### Given task
Every line below should be repeated exactly.

(Source data)

+ + + + +

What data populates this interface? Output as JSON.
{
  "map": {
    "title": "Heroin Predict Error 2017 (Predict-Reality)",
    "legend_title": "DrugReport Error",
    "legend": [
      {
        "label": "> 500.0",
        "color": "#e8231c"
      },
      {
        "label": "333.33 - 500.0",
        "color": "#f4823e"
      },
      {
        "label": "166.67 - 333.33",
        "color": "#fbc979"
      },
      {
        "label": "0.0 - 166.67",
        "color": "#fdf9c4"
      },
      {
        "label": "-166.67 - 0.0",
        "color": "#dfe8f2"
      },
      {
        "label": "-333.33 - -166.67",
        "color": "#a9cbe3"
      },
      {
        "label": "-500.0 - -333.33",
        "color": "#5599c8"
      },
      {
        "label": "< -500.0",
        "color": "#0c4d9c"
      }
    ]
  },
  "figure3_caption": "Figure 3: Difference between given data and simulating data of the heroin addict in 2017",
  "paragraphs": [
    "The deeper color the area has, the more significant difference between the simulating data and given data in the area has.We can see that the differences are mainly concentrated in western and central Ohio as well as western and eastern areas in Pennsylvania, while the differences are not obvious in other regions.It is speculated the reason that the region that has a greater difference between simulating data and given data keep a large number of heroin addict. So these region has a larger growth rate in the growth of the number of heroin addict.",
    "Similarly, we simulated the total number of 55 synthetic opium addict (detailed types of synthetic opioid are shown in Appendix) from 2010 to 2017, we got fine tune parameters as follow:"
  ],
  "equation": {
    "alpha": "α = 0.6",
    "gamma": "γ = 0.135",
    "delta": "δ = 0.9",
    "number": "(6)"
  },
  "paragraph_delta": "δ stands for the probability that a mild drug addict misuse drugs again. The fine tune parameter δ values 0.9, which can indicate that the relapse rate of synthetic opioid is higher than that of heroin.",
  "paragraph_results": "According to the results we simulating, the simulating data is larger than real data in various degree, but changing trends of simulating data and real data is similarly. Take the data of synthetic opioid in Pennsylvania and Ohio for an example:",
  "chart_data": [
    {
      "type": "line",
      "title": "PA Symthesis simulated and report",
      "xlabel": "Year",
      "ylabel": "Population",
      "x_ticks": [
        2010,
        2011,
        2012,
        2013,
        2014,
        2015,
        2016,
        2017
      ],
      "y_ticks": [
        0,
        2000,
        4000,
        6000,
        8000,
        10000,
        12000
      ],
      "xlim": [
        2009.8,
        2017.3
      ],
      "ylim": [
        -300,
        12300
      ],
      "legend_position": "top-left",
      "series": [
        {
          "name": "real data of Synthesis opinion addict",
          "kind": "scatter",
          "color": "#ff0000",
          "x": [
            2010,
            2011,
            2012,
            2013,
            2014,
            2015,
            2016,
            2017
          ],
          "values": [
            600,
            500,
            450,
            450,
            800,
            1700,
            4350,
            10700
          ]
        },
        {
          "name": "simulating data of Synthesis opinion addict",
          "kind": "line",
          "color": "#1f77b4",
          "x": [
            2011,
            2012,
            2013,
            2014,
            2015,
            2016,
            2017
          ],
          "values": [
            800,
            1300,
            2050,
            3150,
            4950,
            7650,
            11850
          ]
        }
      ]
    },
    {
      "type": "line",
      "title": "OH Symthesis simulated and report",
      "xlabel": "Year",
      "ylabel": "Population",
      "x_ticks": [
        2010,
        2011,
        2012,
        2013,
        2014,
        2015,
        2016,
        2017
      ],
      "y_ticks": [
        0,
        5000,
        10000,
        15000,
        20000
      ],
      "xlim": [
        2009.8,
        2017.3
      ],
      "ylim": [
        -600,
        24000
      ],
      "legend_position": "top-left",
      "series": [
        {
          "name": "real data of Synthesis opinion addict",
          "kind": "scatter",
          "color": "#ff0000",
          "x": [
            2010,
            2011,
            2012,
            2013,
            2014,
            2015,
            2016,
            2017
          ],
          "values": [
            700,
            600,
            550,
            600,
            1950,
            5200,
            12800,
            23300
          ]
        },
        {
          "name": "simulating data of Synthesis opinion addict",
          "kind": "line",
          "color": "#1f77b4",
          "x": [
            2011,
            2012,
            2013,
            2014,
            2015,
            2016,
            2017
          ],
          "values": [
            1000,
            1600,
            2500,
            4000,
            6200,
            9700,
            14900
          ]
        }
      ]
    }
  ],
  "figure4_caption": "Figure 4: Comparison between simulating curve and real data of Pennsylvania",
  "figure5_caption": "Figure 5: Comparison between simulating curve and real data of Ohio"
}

+ + + + +

### Result of the task
What data populates this interface? Output as JSON.
{
  "map": {
    "title": "Heroin Predict Error 2017 (Predict-Reality)",
    "legend_title": "DrugReport Error",
    "legend": [
      {
        "label": "> 500.0",
        "color": "#e8231c"
      },
      {
        "label": "333.33 - 500.0",
        "color": "#f4823e"
      },
      {
        "label": "166.67 - 333.33",
        "color": "#fbc979"
      },
      {
        "label": "0.0 - 166.67",
        "color": "#fdf9c4"
      },
      {
        "label": "-166.67 - 0.0",
        "color": "#dfe8f2"
      },
      {
        "label": "-333.33 - -166.67",
        "color": "#a9cbe3"
      },
      {
        "label": "-500.0 - -333.33",
        "color": "#5599c8"
      },
      {
        "label": "< -500.0",
        "color": "#0c4d9c"
      }
    ]
  },
  "figure3_caption": "Figure 3: Difference between given data and simulating data of the heroin addict in 2017",
  "paragraphs": [
    "The deeper color the area has, the more significant difference between the simulating data and given data in the area has.We can see that the differences are mainly concentrated in western and central Ohio as well as western and eastern areas in Pennsylvania, while the differences are not obvious in other regions.It is speculated the reason that the region that has a greater difference between simulating data and given data keep a large number of heroin addict. So these region has a larger growth rate in the growth of the number of heroin addict.",
    "Similarly, we simulated the total number of 55 synthetic opium addict (detailed types of synthetic opioid are shown in Appendix) from 2010 to 2017, we got fine tune parameters as follow:"
  ],
  "equation": {
    "alpha": "α = 0.6",
    "gamma": "γ = 0.135",
    "delta": "δ = 0.9",
    "number": "(6)"
  },
  "paragraph_delta": "δ stands for the probability that a mild drug addict misuse drugs again. The fine tune parameter δ values 0.9, which can indicate that the relapse rate of synthetic opioid is higher than that of heroin.",
  "paragraph_results": "According to the results we simulating, the simulating data is larger than real data in various degree, but changing trends of simulating data and real data is similarly. Take the data of synthetic opioid in Pennsylvania and Ohio for an example:",
  "chart_data": [
    {
      "type": "line",
      "title": "PA Symthesis simulated and report",
      "xlabel": "Year",
      "ylabel": "Population",
      "x_ticks": [
        2010,
        2011,
        2012,
        2013,
        2014,
        2015,
        2016,
        2017
      ],
      "y_ticks": [
        0,
        2000,
        4000,
        6000,
        8000,
        10000,
        12000
      ],
      "xlim": [
        2009.8,
        2017.3
      ],
      "ylim": [
        -300,
        12300
      ],
      "legend_position": "top-left",
      "series": [
        {
          "name": "real data of Synthesis opinion addict",
          "kind": "scatter",
          "color": "#ff0000",
          "x": [
            2010,
            2011,
            2012,
            2013,
            2014,
            2015,
            2016,
            2017
          ],
          "values": [
            600,
            500,
            450,
            450,
            800,
            1700,
            4350,
            10700
          ]
        },
        {
          "name": "simulating data of Synthesis opinion addict",
          "kind": "line",
          "color": "#1f77b4",
          "x": [
            2011,
            2012,
            2013,
            2014,
            2015,
            2016,
            2017
          ],
          "values": [
            800,
            1300,
            2050,
            3150,
            4950,
            7650,
            11850
          ]
        }
      ]
    },
    {
      "type": "line",
      "title": "OH Symthesis simulated and report",
      "xlabel": "Year",
      "ylabel": "Population",
      "x_ticks": [
        2010,
        2011,
        2012,
        2013,
        2014,
        2015,
        2016,
        2017
      ],
      "y_ticks": [
        0,
        5000,
        10000,
        15000,
        20000
      ],
      "xlim": [
        2009.8,
        2017.3
      ],
      "ylim": [
        -600,
        24000
      ],
      "legend_position": "top-left",
      "series": [
        {
          "name": "real data of Synthesis opinion addict",
          "kind": "scatter",
          "color": "#ff0000",
          "x": [
            2010,
            2011,
            2012,
            2013,
            2014,
            2015,
            2016,
            2017
          ],
          "values": [
            700,
            600,
            550,
            600,
            1950,
            5200,
            12800,
            23300
          ]
        },
        {
          "name": "simulating data of Synthesis opinion addict",
          "kind": "line",
          "color": "#1f77b4",
          "x": [
            2011,
            2012,
            2013,
            2014,
            2015,
            2016,
            2017
          ],
          "values": [
            1000,
            1600,
            2500,
            4000,
            6200,
            9700,
            14900
          ]
        }
      ]
    }
  ],
  "figure4_caption": "Figure 4: Comparison between simulating curve and real data of Pennsylvania",
  "figure5_caption": "Figure 5: Comparison between simulating curve and real data of Ohio"
}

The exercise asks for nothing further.